Records about charts and figures:
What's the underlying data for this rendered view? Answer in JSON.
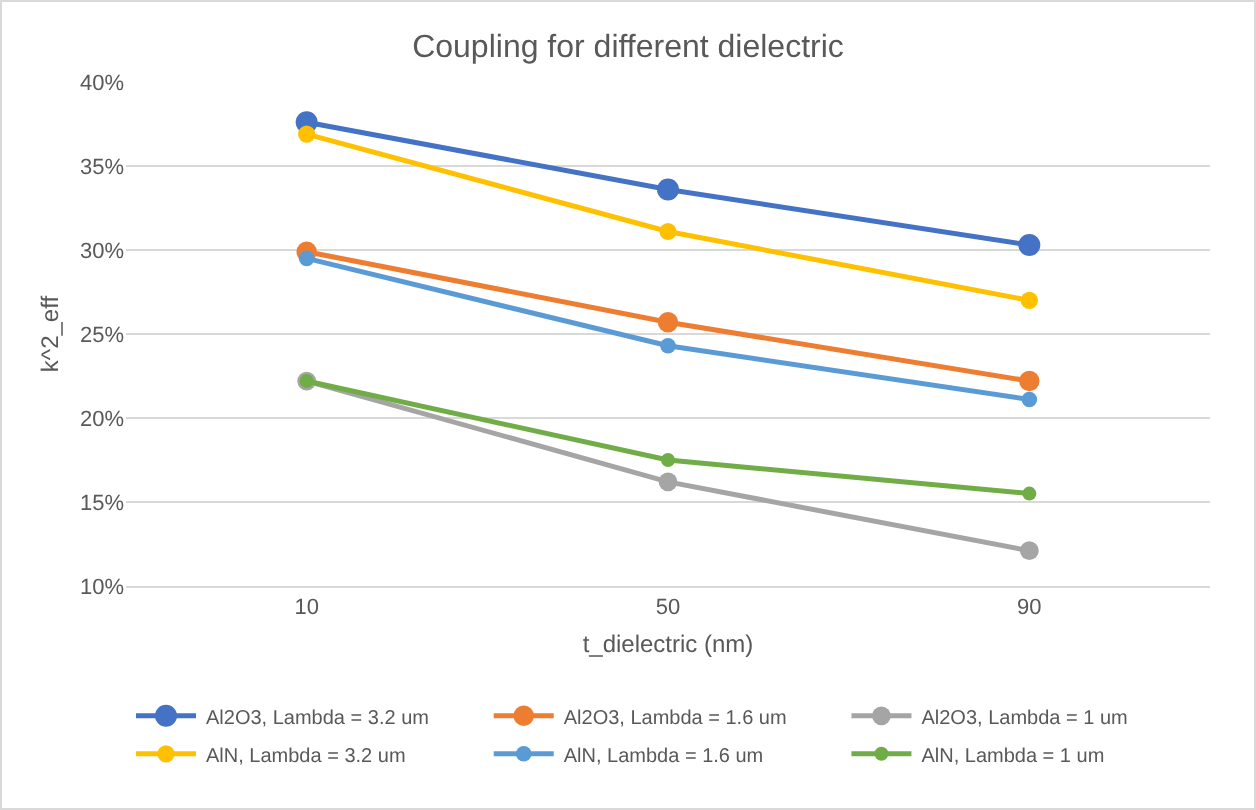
{
  "chart_data": {
    "type": "line",
    "title": "Coupling for different dielectric",
    "xlabel": "t_dielectric (nm)",
    "ylabel": "k^2_eff",
    "categories": [
      "10",
      "50",
      "90"
    ],
    "series": [
      {
        "name": "Al2O3, Lambda = 3.2 um",
        "color": "#4472c4",
        "values": [
          37.6,
          33.6,
          30.3
        ]
      },
      {
        "name": "Al2O3, Lambda = 1.6 um",
        "color": "#ed7d31",
        "values": [
          29.9,
          25.7,
          22.2
        ]
      },
      {
        "name": "Al2O3, Lambda = 1 um",
        "color": "#a5a5a5",
        "values": [
          22.2,
          16.2,
          12.1
        ]
      },
      {
        "name": "AlN, Lambda = 3.2 um",
        "color": "#ffc000",
        "values": [
          36.9,
          31.1,
          27.0
        ]
      },
      {
        "name": "AlN, Lambda = 1.6 um",
        "color": "#5b9bd5",
        "values": [
          29.5,
          24.3,
          21.1
        ]
      },
      {
        "name": "AlN, Lambda = 1 um",
        "color": "#70ad47",
        "values": [
          22.2,
          17.5,
          15.5
        ]
      }
    ],
    "ylim": [
      10,
      40
    ],
    "yticks": [
      {
        "value": 10,
        "label": "10%"
      },
      {
        "value": 15,
        "label": "15%"
      },
      {
        "value": 20,
        "label": "20%"
      },
      {
        "value": 25,
        "label": "25%"
      },
      {
        "value": 30,
        "label": "30%"
      },
      {
        "value": 35,
        "label": "35%"
      },
      {
        "value": 40,
        "label": "40%"
      }
    ],
    "grid": "y",
    "legend": "bottom",
    "marker": "circle",
    "line_style": "solid"
  }
}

== EXERCISE PROMPT ==
Copy each line of the records above that carries the word "color".

== SOLUTION FOR THIS EXERCISE ==
        "color": "#4472c4",
        "color": "#ed7d31",
        "color": "#a5a5a5",
        "color": "#ffc000",
        "color": "#5b9bd5",
        "color": "#70ad47",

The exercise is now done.